What needs to be done: Each entry below must be repeated exactly, with pictures left out.

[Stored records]

## START

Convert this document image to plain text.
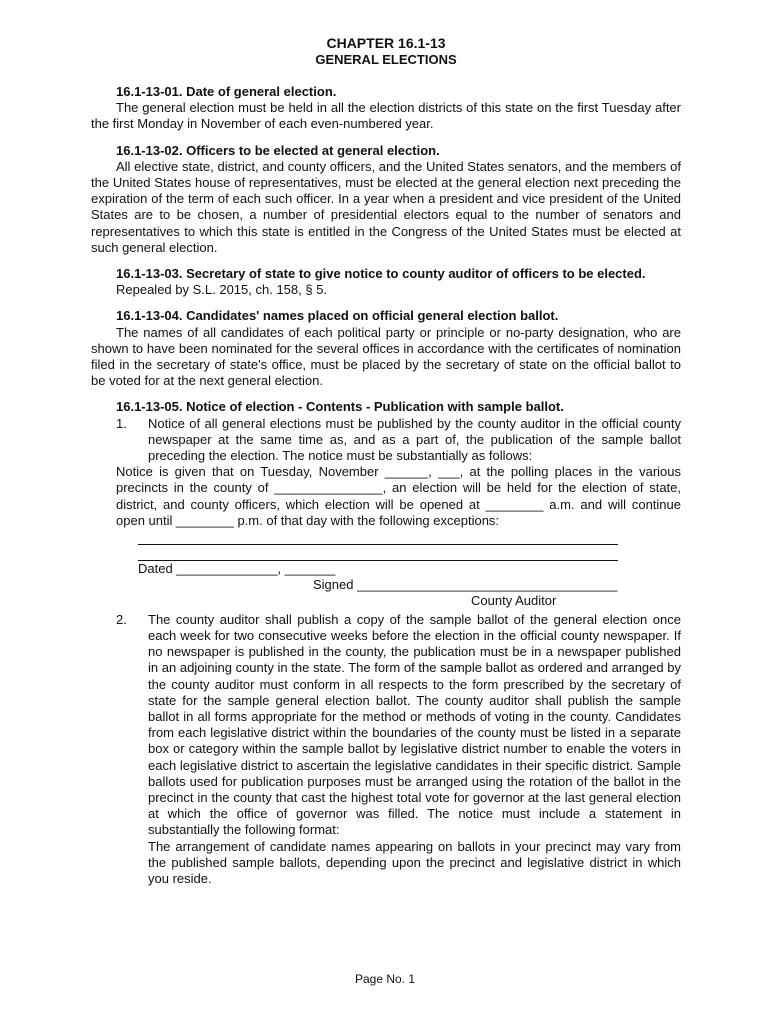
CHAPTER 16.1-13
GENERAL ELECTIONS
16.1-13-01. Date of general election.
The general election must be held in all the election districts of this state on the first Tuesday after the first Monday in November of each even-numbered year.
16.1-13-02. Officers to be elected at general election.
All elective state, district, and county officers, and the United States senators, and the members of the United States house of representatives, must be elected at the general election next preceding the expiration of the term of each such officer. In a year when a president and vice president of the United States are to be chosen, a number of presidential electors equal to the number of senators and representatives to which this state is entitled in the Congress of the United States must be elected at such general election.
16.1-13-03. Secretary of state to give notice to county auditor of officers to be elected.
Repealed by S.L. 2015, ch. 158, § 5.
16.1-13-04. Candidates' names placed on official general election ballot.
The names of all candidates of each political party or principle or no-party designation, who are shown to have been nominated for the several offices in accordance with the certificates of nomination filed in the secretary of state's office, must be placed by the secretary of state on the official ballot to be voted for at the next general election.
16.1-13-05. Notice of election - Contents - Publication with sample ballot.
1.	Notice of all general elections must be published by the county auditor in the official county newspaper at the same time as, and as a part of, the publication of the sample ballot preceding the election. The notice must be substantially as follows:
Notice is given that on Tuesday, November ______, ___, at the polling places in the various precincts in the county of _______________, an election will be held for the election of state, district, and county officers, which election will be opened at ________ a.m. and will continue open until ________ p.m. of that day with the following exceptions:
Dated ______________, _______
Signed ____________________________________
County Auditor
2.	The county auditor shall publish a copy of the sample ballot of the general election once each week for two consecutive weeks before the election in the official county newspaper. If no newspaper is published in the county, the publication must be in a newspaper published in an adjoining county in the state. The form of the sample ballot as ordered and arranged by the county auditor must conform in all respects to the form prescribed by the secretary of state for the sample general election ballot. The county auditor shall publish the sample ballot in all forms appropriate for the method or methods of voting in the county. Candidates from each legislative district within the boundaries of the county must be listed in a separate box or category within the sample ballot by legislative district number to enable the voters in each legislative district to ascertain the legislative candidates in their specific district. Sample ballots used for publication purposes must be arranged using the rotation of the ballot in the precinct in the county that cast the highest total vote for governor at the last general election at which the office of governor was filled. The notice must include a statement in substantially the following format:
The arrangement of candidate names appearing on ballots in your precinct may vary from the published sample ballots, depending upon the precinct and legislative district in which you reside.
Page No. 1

## END

The result:
Convert this document image to plain text.
CHAPTER 16.1-13
GENERAL ELECTIONS
16.1-13-01. Date of general election.
The general election must be held in all the election districts of this state on the first Tuesday after the first Monday in November of each even-numbered year.
16.1-13-02. Officers to be elected at general election.
All elective state, district, and county officers, and the United States senators, and the members of the United States house of representatives, must be elected at the general election next preceding the expiration of the term of each such officer. In a year when a president and vice president of the United States are to be chosen, a number of presidential electors equal to the number of senators and representatives to which this state is entitled in the Congress of the United States must be elected at such general election.
16.1-13-03. Secretary of state to give notice to county auditor of officers to be elected.
Repealed by S.L. 2015, ch. 158, § 5.
16.1-13-04. Candidates' names placed on official general election ballot.
The names of all candidates of each political party or principle or no-party designation, who are shown to have been nominated for the several offices in accordance with the certificates of nomination filed in the secretary of state's office, must be placed by the secretary of state on the official ballot to be voted for at the next general election.
16.1-13-05. Notice of election - Contents - Publication with sample ballot.
1.	Notice of all general elections must be published by the county auditor in the official county newspaper at the same time as, and as a part of, the publication of the sample ballot preceding the election. The notice must be substantially as follows:
Notice is given that on Tuesday, November ______, ___, at the polling places in the various precincts in the county of _______________, an election will be held for the election of state, district, and county officers, which election will be opened at ________ a.m. and will continue open until ________ p.m. of that day with the following exceptions:
Dated ______________, _______
Signed ____________________________________
County Auditor
2.	The county auditor shall publish a copy of the sample ballot of the general election once each week for two consecutive weeks before the election in the official county newspaper. If no newspaper is published in the county, the publication must be in a newspaper published in an adjoining county in the state. The form of the sample ballot as ordered and arranged by the county auditor must conform in all respects to the form prescribed by the secretary of state for the sample general election ballot. The county auditor shall publish the sample ballot in all forms appropriate for the method or methods of voting in the county. Candidates from each legislative district within the boundaries of the county must be listed in a separate box or category within the sample ballot by legislative district number to enable the voters in each legislative district to ascertain the legislative candidates in their specific district. Sample ballots used for publication purposes must be arranged using the rotation of the ballot in the precinct in the county that cast the highest total vote for governor at the last general election at which the office of governor was filled. The notice must include a statement in substantially the following format:
The arrangement of candidate names appearing on ballots in your precinct may vary from the published sample ballots, depending upon the precinct and legislative district in which you reside.
Page No. 1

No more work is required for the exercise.